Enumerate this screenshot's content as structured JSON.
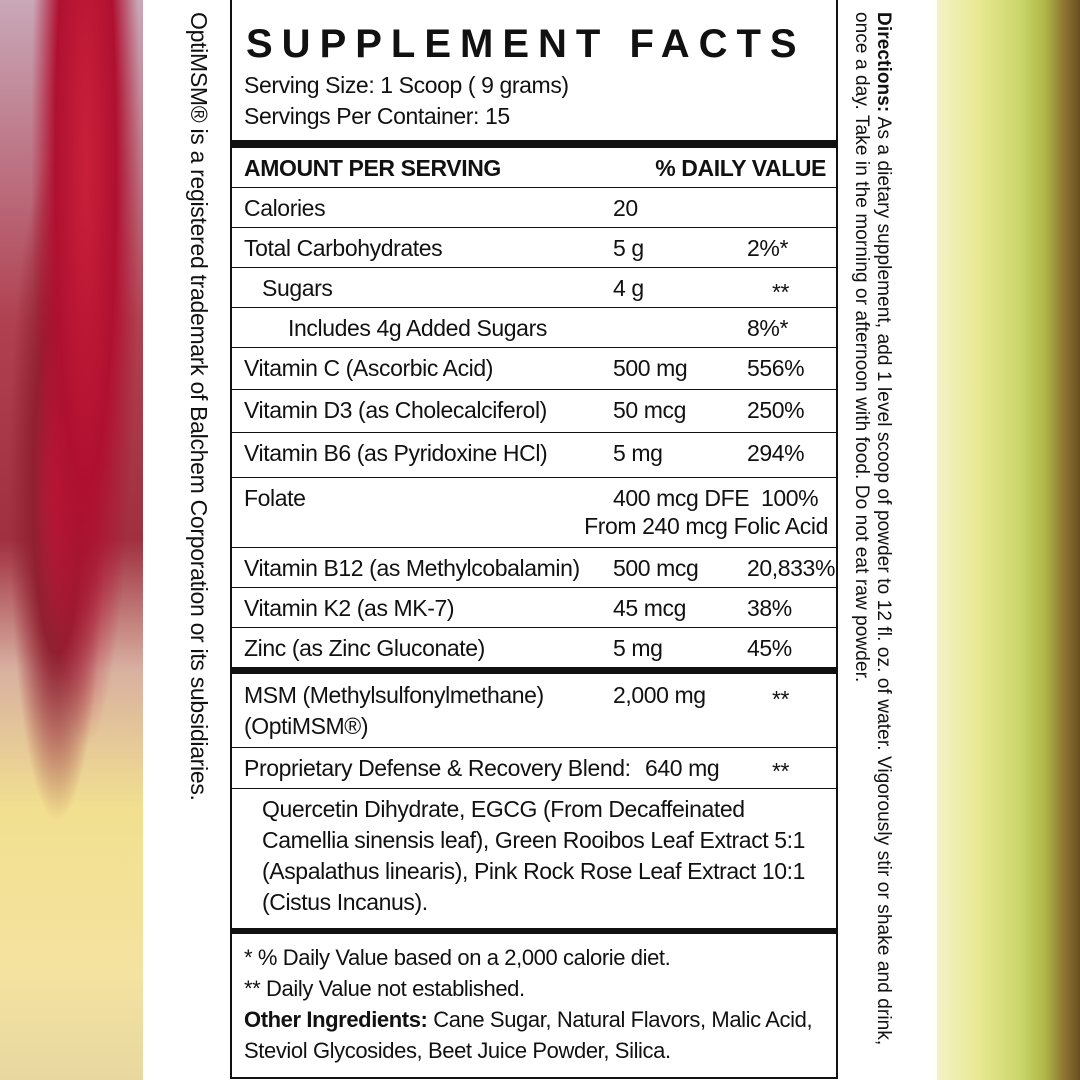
{
  "side_note": "OptiMSM® is a registered trademark of Balchem Corporation or its subsidiaries.",
  "directions": {
    "label": "Directions:",
    "text": " As a dietary supplement, add 1 level scoop of powder to 12 fl. oz. of water. Vigorously stir or shake and drink, once a day. Take in the morning or afternoon with food. Do not eat raw powder."
  },
  "facts": {
    "title": "SUPPLEMENT FACTS",
    "serving_size": "Serving Size: 1 Scoop ( 9 grams)",
    "servings_per_container": "Servings Per Container: 15",
    "header_amount": "AMOUNT PER SERVING",
    "header_dv": "% DAILY VALUE",
    "rows": [
      {
        "name": "Calories",
        "amount": "20",
        "dv": ""
      },
      {
        "name": "Total Carbohydrates",
        "amount": "5 g",
        "dv": "2%*"
      },
      {
        "name": "Sugars",
        "amount": "4 g",
        "dv": "**"
      },
      {
        "name": "Includes 4g Added Sugars",
        "amount": "",
        "dv": "8%*"
      },
      {
        "name": "Vitamin C (Ascorbic Acid)",
        "amount": "500 mg",
        "dv": "556%"
      },
      {
        "name": "Vitamin D3 (as Cholecalciferol)",
        "amount": "50 mcg",
        "dv": "250%"
      },
      {
        "name": "Vitamin B6 (as Pyridoxine HCl)",
        "amount": "5 mg",
        "dv": "294%"
      },
      {
        "name": "Folate",
        "amount": "400 mcg DFE",
        "dv": "100%",
        "sub": "From 240 mcg Folic Acid"
      },
      {
        "name": "Vitamin B12 (as Methylcobalamin)",
        "amount": "500 mcg",
        "dv": "20,833%"
      },
      {
        "name": "Vitamin K2 (as MK-7)",
        "amount": "45 mcg",
        "dv": "38%"
      },
      {
        "name": "Zinc (as Zinc Gluconate)",
        "amount": "5 mg",
        "dv": "45%"
      }
    ],
    "msm": {
      "name": "MSM (Methylsulfonylmethane)",
      "name2": "(OptiMSM®)",
      "amount": "2,000 mg",
      "dv": "**"
    },
    "blend": {
      "name": "Proprietary Defense & Recovery Blend:",
      "amount": "640 mg",
      "dv": "**",
      "ingredients": "Quercetin Dihydrate, EGCG (From Decaffeinated Camellia sinensis leaf), Green Rooibos Leaf Extract 5:1 (Aspalathus linearis), Pink Rock Rose Leaf Extract 10:1 (Cistus Incanus)."
    },
    "footnote1": "* % Daily Value based on a 2,000 calorie diet.",
    "footnote2": "**  Daily Value not established.",
    "other_label": "Other Ingredients:",
    "other_text": " Cane Sugar, Natural Flavors, Malic Acid, Steviol Glycosides, Beet Juice Powder, Silica."
  }
}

────────────────

§ **What you will do**: Return all lines containing the word "Sugars".

§ **Task answer**:
        "name": "Sugars",
        "name": "Includes 4g Added Sugars",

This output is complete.